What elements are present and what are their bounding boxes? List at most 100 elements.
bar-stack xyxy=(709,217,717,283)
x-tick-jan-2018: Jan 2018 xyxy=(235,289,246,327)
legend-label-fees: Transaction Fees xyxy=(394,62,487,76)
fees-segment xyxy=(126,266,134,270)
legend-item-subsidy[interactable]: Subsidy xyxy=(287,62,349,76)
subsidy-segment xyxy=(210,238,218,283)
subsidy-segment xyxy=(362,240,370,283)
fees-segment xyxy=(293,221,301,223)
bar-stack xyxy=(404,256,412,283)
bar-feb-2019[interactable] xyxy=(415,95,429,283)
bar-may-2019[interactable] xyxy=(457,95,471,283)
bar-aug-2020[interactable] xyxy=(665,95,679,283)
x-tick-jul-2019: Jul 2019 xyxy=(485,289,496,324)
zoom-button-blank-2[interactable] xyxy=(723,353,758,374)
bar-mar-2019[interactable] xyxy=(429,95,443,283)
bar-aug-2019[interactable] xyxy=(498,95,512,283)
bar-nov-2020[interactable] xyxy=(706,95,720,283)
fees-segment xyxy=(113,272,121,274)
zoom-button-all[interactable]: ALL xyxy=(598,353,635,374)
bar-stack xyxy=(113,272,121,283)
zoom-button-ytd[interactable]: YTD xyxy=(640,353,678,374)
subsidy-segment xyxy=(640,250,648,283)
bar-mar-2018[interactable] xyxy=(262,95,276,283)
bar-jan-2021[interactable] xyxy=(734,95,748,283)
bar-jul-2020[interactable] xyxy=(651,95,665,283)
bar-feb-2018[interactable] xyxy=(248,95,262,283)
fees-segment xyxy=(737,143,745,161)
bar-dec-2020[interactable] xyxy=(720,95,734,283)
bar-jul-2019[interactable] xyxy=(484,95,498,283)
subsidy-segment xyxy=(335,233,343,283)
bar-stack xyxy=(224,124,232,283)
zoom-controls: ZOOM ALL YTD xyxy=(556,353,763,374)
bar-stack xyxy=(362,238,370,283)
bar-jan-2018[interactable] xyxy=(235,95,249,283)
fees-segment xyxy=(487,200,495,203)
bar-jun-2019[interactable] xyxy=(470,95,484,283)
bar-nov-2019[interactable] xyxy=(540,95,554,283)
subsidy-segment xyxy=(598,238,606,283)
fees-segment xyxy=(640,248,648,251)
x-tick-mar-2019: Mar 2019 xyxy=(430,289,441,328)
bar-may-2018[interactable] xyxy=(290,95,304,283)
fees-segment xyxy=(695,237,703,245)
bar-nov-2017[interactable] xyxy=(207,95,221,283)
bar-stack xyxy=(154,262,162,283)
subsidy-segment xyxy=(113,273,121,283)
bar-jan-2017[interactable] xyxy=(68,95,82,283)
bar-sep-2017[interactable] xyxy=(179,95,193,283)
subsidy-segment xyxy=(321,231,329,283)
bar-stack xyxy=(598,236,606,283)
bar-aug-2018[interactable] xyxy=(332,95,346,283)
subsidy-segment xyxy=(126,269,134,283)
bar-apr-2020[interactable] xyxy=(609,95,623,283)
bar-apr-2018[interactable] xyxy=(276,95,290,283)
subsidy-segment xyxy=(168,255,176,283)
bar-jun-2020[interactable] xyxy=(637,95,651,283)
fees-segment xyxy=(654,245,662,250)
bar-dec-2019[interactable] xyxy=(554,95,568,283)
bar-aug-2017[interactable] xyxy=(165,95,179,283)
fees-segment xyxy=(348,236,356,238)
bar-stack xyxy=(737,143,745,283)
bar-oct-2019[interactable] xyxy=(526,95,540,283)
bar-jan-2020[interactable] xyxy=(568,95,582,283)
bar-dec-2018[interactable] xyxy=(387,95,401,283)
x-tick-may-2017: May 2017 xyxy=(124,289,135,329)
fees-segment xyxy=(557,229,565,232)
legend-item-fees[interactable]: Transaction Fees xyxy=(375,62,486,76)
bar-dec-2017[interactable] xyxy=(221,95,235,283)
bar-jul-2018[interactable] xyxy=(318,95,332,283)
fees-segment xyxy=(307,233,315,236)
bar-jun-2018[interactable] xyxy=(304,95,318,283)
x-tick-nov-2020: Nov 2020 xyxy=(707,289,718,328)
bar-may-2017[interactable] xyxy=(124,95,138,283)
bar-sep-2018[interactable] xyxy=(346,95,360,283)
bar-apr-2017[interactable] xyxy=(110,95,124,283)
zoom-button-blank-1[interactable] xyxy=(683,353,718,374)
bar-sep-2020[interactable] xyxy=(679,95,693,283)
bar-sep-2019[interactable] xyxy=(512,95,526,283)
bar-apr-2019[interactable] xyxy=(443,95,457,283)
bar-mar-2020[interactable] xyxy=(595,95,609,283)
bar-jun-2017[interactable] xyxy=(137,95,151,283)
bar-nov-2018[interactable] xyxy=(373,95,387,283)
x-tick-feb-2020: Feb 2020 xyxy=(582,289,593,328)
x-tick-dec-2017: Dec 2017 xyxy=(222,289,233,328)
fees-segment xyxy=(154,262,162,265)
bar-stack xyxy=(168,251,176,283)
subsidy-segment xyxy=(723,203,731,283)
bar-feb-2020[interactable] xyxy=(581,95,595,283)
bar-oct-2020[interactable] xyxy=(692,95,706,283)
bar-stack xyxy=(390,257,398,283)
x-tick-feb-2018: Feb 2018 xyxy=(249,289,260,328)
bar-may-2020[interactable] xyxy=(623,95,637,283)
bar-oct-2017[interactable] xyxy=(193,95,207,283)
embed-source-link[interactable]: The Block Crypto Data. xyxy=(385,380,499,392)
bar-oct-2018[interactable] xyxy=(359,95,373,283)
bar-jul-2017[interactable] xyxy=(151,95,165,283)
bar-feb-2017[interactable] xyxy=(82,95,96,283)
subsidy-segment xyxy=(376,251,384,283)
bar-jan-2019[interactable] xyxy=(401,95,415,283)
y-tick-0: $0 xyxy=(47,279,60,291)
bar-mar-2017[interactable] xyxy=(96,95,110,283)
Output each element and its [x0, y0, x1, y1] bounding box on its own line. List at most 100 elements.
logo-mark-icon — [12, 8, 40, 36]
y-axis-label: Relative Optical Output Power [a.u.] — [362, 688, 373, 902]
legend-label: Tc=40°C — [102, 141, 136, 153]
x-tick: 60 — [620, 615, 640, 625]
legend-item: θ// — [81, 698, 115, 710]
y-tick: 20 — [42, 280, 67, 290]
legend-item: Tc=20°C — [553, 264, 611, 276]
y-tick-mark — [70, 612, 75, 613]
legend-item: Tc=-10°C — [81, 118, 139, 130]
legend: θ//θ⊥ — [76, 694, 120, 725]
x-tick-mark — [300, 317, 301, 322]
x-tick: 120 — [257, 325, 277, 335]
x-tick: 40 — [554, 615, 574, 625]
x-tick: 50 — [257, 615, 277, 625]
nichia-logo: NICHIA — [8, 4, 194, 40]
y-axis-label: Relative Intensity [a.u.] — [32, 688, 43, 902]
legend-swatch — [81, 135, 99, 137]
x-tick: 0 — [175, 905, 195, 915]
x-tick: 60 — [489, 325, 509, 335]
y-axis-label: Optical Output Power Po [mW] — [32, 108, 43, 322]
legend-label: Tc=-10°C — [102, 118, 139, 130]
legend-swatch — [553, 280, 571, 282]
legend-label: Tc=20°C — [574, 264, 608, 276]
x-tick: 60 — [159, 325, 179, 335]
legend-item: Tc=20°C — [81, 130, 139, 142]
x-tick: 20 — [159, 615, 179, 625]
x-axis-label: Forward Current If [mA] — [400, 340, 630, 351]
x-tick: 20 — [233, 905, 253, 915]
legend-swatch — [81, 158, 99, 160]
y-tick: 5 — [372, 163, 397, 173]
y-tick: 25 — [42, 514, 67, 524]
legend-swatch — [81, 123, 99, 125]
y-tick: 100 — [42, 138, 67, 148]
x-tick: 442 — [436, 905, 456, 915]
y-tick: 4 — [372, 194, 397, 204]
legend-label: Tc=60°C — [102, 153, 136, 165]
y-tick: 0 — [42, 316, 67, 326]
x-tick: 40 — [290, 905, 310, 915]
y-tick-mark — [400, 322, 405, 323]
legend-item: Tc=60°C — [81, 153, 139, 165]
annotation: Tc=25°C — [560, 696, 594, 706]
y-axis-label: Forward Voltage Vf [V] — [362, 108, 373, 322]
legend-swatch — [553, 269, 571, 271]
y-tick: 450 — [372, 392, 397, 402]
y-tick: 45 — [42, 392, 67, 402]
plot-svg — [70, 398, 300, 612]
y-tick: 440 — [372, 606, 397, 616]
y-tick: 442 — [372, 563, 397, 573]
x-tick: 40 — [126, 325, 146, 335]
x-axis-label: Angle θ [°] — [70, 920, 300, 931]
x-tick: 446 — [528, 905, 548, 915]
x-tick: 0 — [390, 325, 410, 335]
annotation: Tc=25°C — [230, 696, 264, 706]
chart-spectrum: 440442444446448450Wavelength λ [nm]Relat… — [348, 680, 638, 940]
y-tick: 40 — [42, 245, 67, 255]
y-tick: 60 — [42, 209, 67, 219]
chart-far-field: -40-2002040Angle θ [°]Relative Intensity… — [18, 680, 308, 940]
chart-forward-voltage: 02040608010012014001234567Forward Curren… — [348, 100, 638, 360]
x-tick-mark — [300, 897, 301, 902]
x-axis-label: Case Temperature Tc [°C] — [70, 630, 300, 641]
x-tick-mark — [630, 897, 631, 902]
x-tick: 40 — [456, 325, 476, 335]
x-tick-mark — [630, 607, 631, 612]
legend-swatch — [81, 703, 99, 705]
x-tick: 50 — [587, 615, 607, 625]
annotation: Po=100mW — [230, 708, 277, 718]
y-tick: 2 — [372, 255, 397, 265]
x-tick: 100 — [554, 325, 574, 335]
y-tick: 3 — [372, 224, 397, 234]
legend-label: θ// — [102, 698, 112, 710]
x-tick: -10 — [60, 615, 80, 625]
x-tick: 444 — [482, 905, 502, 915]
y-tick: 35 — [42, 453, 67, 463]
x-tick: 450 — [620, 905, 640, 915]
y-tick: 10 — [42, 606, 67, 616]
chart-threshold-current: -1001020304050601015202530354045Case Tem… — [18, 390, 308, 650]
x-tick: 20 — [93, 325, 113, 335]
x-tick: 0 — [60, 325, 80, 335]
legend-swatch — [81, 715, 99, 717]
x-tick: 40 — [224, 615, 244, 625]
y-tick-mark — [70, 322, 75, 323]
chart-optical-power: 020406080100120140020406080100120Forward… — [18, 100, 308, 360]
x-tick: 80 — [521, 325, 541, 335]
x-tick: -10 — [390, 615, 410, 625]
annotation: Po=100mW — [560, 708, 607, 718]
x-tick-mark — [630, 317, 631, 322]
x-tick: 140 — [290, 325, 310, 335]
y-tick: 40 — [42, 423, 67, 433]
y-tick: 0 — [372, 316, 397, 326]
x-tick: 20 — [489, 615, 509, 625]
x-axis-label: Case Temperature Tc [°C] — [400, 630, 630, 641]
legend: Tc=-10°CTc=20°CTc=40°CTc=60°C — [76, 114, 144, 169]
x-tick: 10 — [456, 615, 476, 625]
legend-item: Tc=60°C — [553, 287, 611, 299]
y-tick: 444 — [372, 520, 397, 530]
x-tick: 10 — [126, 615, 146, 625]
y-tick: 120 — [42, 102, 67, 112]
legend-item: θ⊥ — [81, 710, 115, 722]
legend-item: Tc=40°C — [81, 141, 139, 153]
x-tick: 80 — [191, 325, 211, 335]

========

Collect every line of the items above that contains the string "subsidy" and treat uppercase and lowercase letters as different.

legend-item-subsidy[interactable]: Subsidy xyxy=(287,62,349,76)
subsidy-segment xyxy=(210,238,218,283)
subsidy-segment xyxy=(362,240,370,283)
subsidy-segment xyxy=(640,250,648,283)
subsidy-segment xyxy=(335,233,343,283)
subsidy-segment xyxy=(598,238,606,283)
subsidy-segment xyxy=(113,273,121,283)
subsidy-segment xyxy=(321,231,329,283)
subsidy-segment xyxy=(126,269,134,283)
subsidy-segment xyxy=(168,255,176,283)
subsidy-segment xyxy=(723,203,731,283)
subsidy-segment xyxy=(376,251,384,283)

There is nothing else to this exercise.